### REQUIRED TASK
Filter the data below for the string "that" and copy each matching line.

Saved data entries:
======

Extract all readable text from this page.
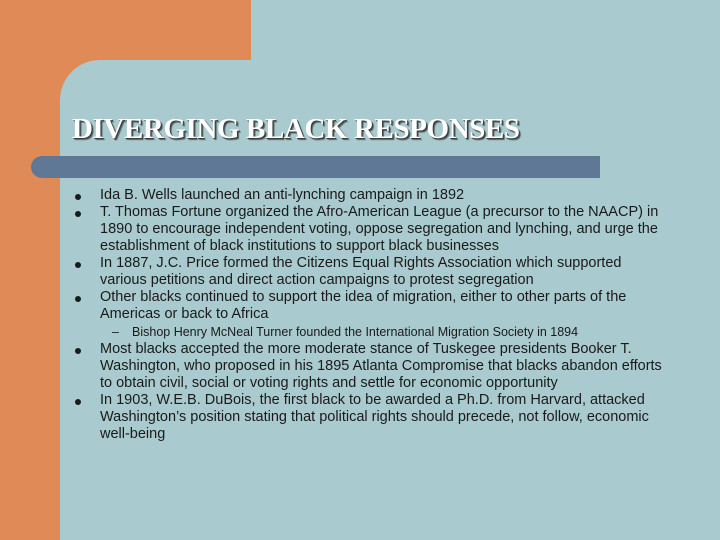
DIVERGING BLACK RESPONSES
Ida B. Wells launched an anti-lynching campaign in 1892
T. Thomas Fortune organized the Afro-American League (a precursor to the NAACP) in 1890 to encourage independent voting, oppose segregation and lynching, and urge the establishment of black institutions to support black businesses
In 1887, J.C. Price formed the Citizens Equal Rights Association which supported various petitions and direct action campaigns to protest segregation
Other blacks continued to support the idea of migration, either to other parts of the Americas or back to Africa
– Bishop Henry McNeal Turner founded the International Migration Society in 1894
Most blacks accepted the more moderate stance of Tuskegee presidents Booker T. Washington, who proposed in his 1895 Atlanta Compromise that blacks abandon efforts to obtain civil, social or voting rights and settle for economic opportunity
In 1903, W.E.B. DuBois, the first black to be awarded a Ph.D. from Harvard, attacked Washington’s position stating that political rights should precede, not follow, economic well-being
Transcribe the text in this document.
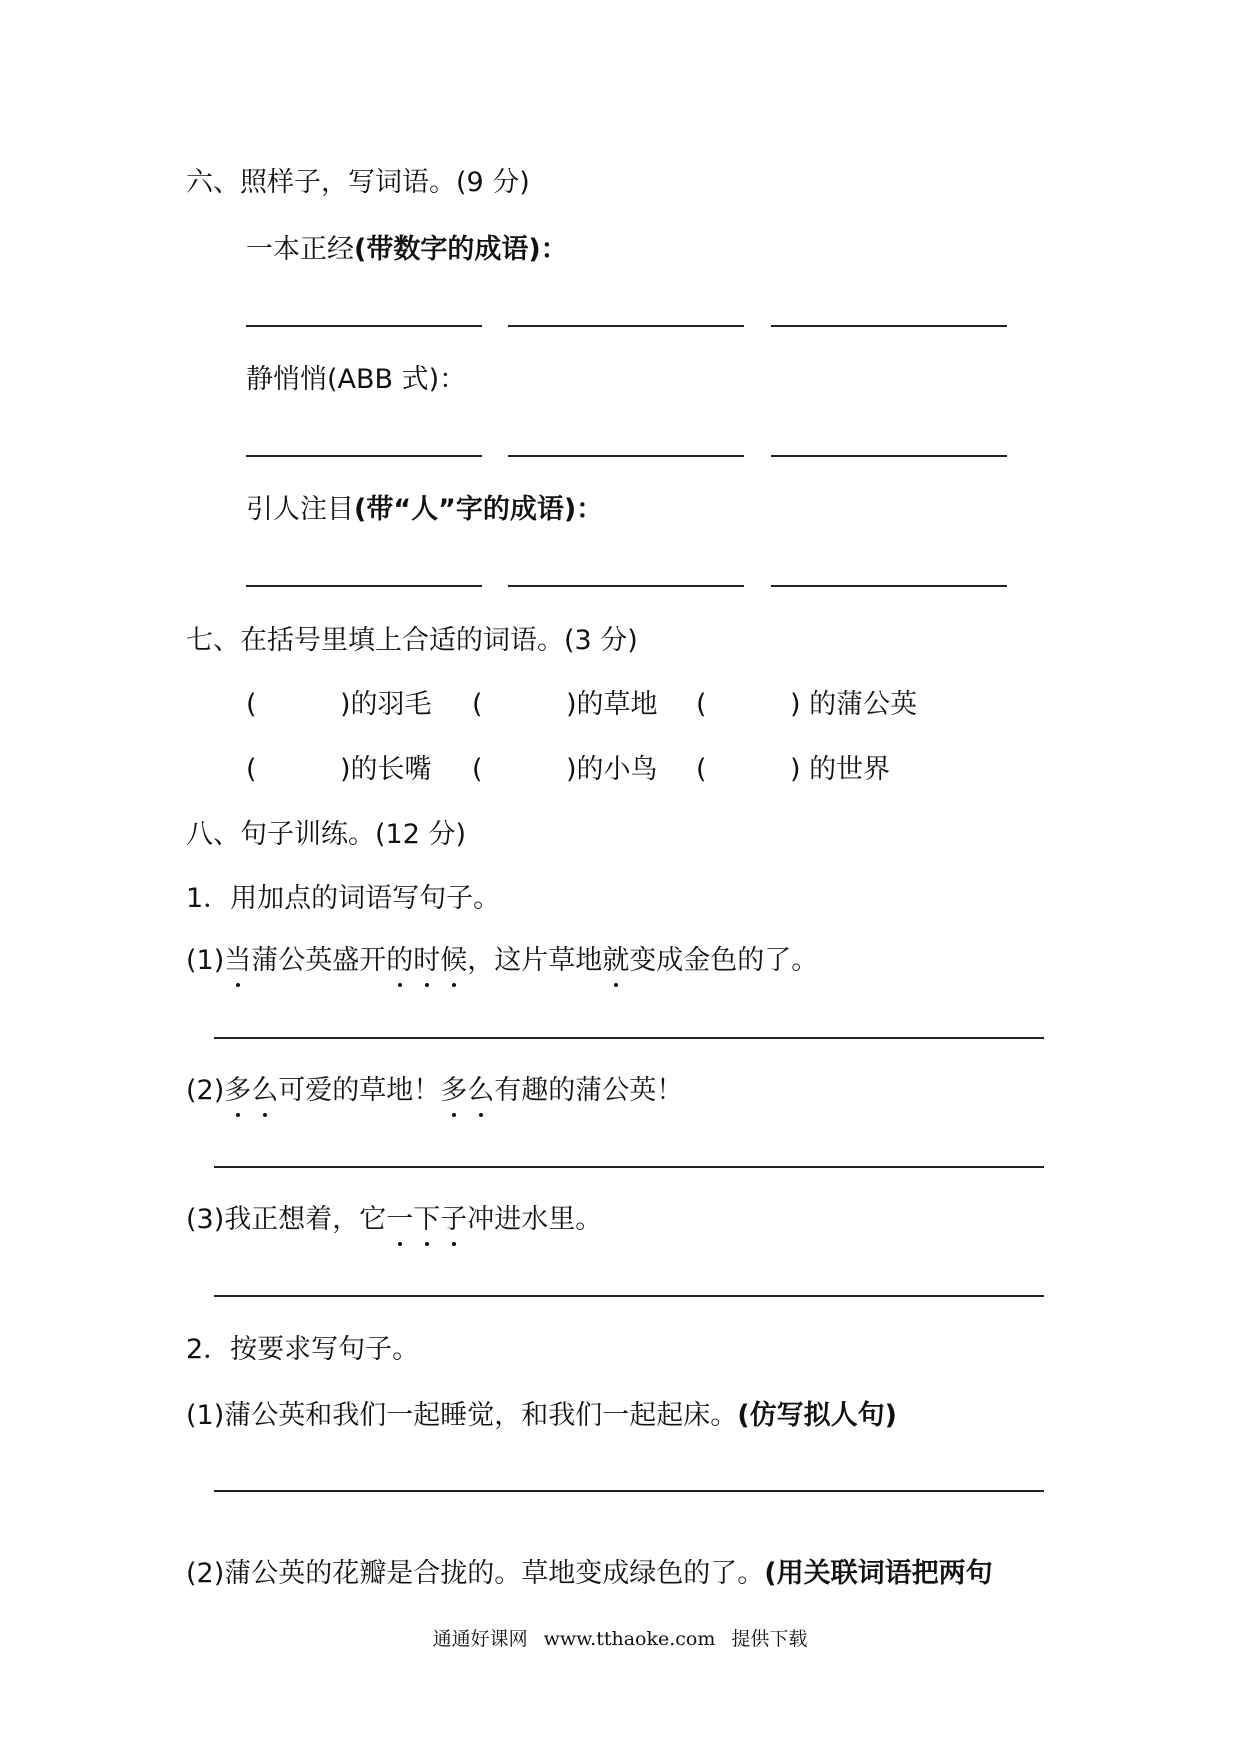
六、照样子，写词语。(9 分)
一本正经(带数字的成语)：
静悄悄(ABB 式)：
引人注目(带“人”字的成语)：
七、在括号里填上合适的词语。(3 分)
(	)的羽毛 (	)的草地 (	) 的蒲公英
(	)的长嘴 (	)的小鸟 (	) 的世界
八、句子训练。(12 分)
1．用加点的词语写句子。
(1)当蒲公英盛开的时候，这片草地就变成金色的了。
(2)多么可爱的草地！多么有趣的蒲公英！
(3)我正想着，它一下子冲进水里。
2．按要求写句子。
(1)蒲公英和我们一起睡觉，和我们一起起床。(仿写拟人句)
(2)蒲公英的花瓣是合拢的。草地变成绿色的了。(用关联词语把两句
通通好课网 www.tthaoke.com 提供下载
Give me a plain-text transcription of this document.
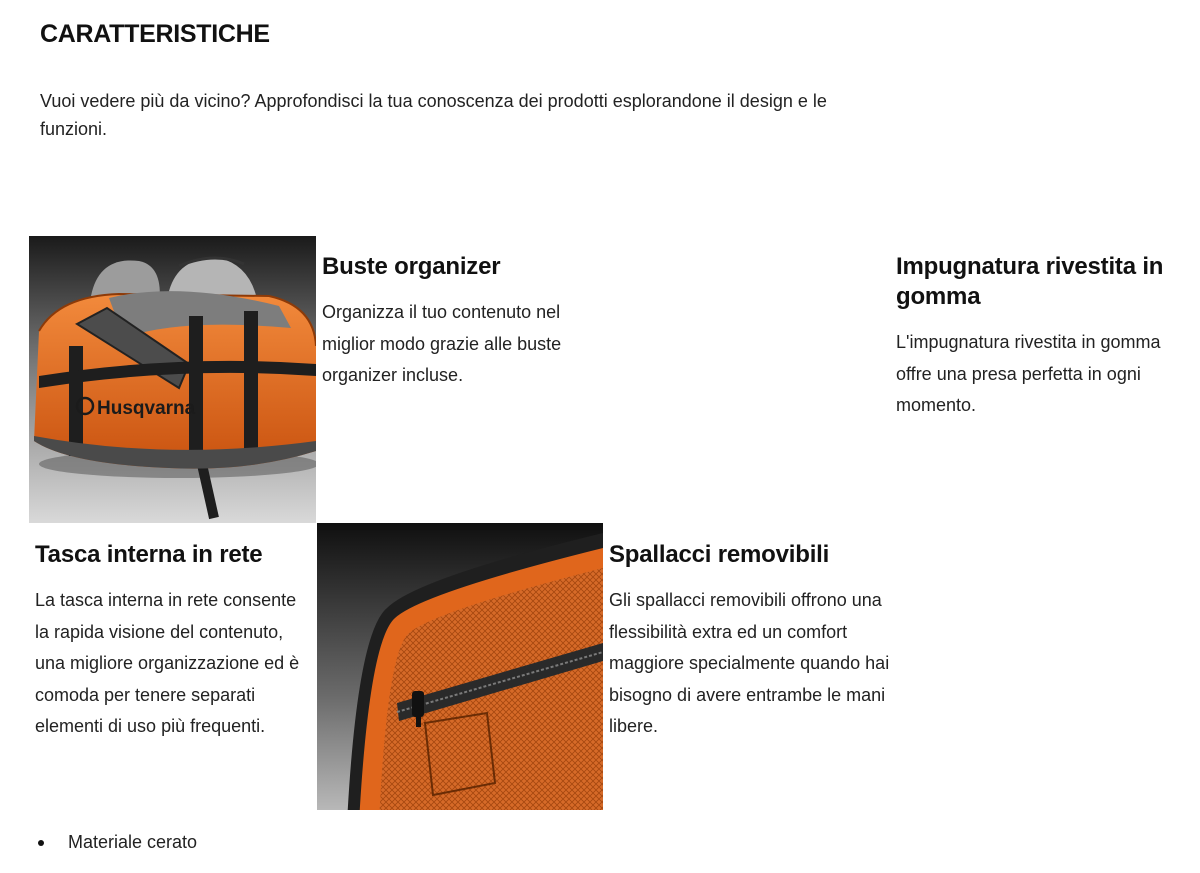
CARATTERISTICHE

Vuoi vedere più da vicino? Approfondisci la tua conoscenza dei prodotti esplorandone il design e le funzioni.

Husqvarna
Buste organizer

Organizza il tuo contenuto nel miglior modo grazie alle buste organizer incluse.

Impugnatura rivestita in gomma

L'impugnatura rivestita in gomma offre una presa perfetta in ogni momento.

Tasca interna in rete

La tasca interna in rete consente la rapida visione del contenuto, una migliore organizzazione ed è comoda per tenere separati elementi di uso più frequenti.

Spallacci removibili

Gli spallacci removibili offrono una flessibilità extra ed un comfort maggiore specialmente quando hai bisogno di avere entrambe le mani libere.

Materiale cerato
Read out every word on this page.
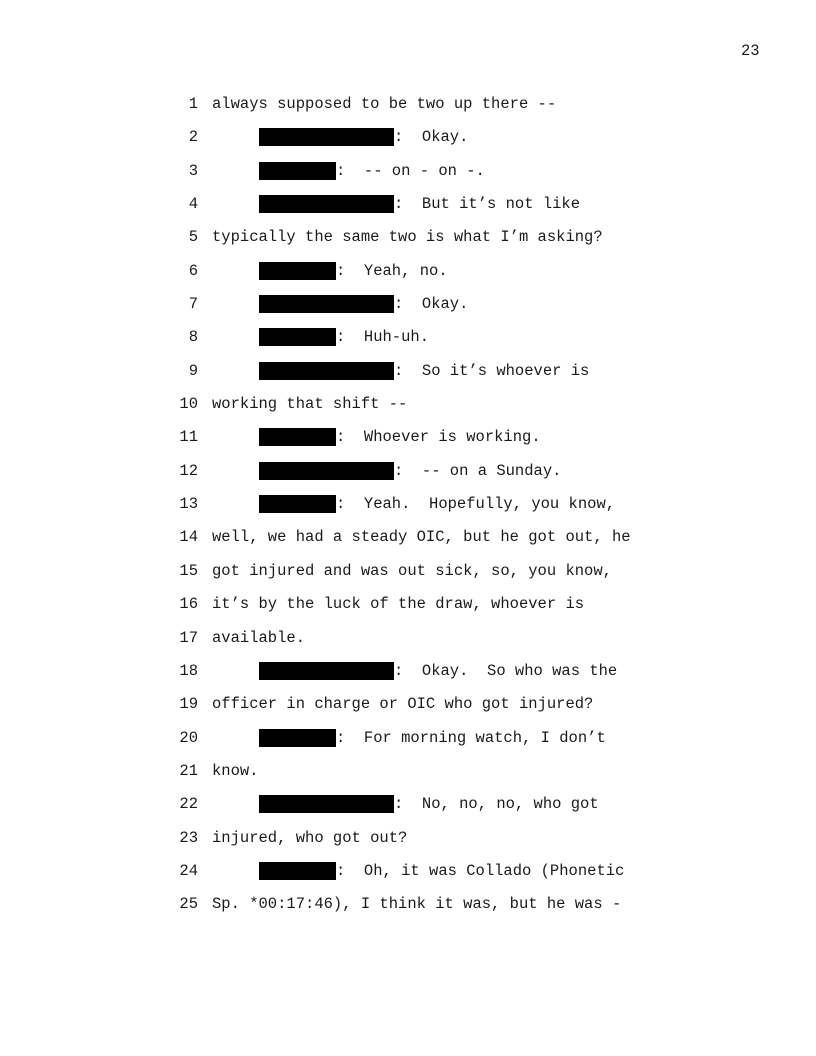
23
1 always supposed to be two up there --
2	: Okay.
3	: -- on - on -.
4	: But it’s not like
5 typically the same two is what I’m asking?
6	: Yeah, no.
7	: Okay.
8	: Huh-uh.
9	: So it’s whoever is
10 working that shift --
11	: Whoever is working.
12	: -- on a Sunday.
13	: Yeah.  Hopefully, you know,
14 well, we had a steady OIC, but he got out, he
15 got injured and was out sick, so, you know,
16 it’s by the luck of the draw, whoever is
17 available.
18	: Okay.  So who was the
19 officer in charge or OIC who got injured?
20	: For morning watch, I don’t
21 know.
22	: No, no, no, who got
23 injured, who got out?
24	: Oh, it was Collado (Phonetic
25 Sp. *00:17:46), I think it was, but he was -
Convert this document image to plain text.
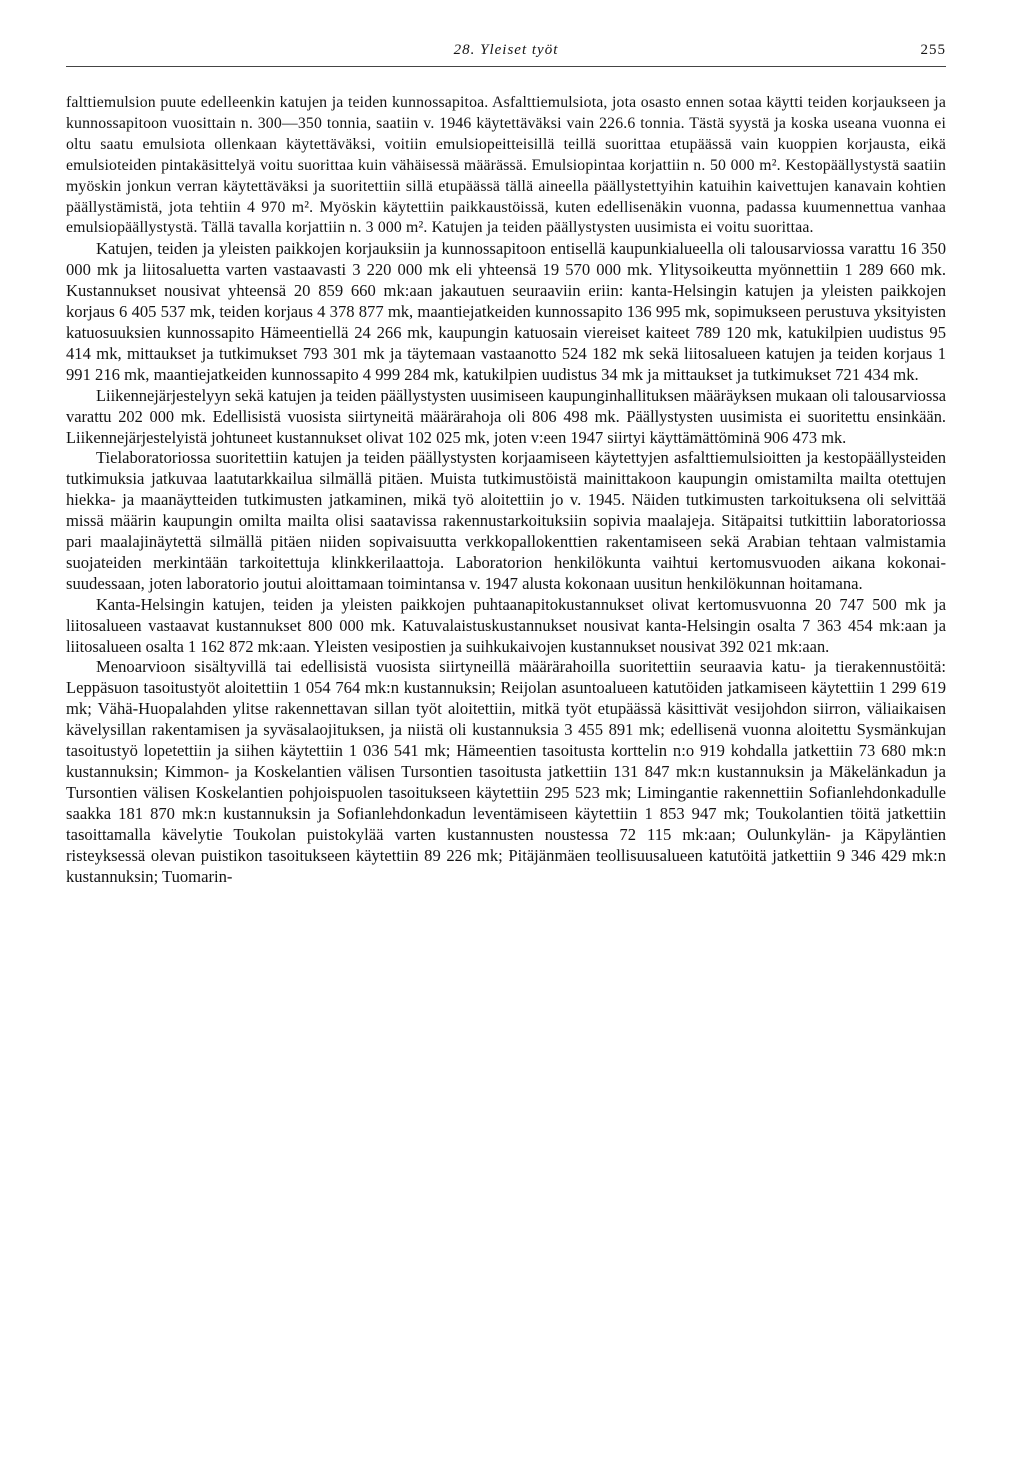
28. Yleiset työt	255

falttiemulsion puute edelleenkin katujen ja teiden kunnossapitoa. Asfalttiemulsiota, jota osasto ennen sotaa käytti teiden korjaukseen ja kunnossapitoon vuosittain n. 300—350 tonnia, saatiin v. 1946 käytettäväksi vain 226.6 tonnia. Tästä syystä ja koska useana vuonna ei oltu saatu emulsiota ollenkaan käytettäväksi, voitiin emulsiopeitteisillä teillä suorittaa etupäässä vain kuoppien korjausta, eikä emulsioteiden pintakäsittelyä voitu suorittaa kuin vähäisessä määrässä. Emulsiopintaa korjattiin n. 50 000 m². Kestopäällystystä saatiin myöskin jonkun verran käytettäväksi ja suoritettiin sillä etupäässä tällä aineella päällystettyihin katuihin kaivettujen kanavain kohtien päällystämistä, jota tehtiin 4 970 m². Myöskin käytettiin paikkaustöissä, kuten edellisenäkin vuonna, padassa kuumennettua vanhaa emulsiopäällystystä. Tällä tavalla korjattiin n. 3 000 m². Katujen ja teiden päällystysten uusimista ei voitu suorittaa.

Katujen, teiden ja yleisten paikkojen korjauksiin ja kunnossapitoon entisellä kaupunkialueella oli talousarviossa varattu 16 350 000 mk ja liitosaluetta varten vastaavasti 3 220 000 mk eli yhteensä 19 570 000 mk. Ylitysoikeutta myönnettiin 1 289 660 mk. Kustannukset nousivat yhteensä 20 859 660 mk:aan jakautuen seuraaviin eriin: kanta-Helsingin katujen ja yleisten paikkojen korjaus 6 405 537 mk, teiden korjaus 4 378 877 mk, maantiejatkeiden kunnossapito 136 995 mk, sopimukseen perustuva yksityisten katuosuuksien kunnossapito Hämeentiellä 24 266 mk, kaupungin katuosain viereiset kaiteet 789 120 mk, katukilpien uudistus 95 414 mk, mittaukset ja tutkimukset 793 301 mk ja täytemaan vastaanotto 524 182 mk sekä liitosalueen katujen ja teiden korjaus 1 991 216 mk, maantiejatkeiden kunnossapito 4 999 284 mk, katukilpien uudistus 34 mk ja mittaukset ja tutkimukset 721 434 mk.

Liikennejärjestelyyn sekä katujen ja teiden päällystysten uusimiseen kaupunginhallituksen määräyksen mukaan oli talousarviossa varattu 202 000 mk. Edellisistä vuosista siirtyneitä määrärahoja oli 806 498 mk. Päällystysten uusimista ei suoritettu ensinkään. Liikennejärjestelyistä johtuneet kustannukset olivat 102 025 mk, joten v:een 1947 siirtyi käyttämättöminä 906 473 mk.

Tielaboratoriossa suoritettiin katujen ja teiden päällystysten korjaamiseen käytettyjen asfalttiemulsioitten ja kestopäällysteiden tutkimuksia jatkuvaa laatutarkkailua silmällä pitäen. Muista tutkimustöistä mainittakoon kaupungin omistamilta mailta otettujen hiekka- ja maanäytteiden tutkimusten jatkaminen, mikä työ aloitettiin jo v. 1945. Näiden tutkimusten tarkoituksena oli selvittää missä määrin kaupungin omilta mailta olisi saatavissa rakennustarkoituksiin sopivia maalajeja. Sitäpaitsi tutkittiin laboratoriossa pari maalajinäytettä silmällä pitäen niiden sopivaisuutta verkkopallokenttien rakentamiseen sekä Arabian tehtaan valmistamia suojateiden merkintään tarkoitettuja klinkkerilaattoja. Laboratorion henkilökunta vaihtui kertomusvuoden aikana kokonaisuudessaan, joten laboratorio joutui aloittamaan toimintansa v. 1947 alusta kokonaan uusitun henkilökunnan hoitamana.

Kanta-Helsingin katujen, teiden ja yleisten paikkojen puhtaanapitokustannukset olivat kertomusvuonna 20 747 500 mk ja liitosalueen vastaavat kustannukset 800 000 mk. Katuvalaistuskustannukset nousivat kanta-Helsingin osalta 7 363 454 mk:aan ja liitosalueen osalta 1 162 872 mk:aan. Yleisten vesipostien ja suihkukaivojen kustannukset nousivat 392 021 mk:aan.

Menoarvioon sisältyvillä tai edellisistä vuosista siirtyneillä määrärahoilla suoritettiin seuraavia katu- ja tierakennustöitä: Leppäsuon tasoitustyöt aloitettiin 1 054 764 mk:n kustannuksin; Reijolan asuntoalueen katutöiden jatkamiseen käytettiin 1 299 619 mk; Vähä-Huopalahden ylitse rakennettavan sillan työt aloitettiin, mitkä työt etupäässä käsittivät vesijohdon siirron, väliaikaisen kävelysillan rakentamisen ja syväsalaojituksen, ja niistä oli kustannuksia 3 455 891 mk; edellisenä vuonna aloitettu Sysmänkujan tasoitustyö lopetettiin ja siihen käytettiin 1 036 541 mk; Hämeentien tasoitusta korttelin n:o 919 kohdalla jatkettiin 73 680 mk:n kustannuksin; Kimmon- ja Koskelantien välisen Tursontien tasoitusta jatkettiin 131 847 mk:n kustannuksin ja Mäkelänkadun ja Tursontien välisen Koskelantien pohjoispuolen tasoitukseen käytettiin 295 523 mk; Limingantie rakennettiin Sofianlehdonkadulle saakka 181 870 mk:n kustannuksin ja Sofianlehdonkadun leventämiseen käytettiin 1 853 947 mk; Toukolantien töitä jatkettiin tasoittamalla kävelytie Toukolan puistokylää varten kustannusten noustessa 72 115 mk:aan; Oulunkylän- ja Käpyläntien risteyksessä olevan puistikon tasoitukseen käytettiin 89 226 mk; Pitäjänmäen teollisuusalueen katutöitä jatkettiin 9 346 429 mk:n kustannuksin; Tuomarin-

======

### ANSWER IN FULL
Most blacks accepted the more moderate stance of Tuskegee presidents Booker T. Washington, who proposed in his 1895 Atlanta Compromise that blacks abandon efforts to obtain civil, social or voting rights and settle for economic opportunity
In 1903, W.E.B. DuBois, the first black to be awarded a Ph.D. from Harvard, attacked Washington’s position stating that political rights should precede, not follow, economic well-being
10 working that shift --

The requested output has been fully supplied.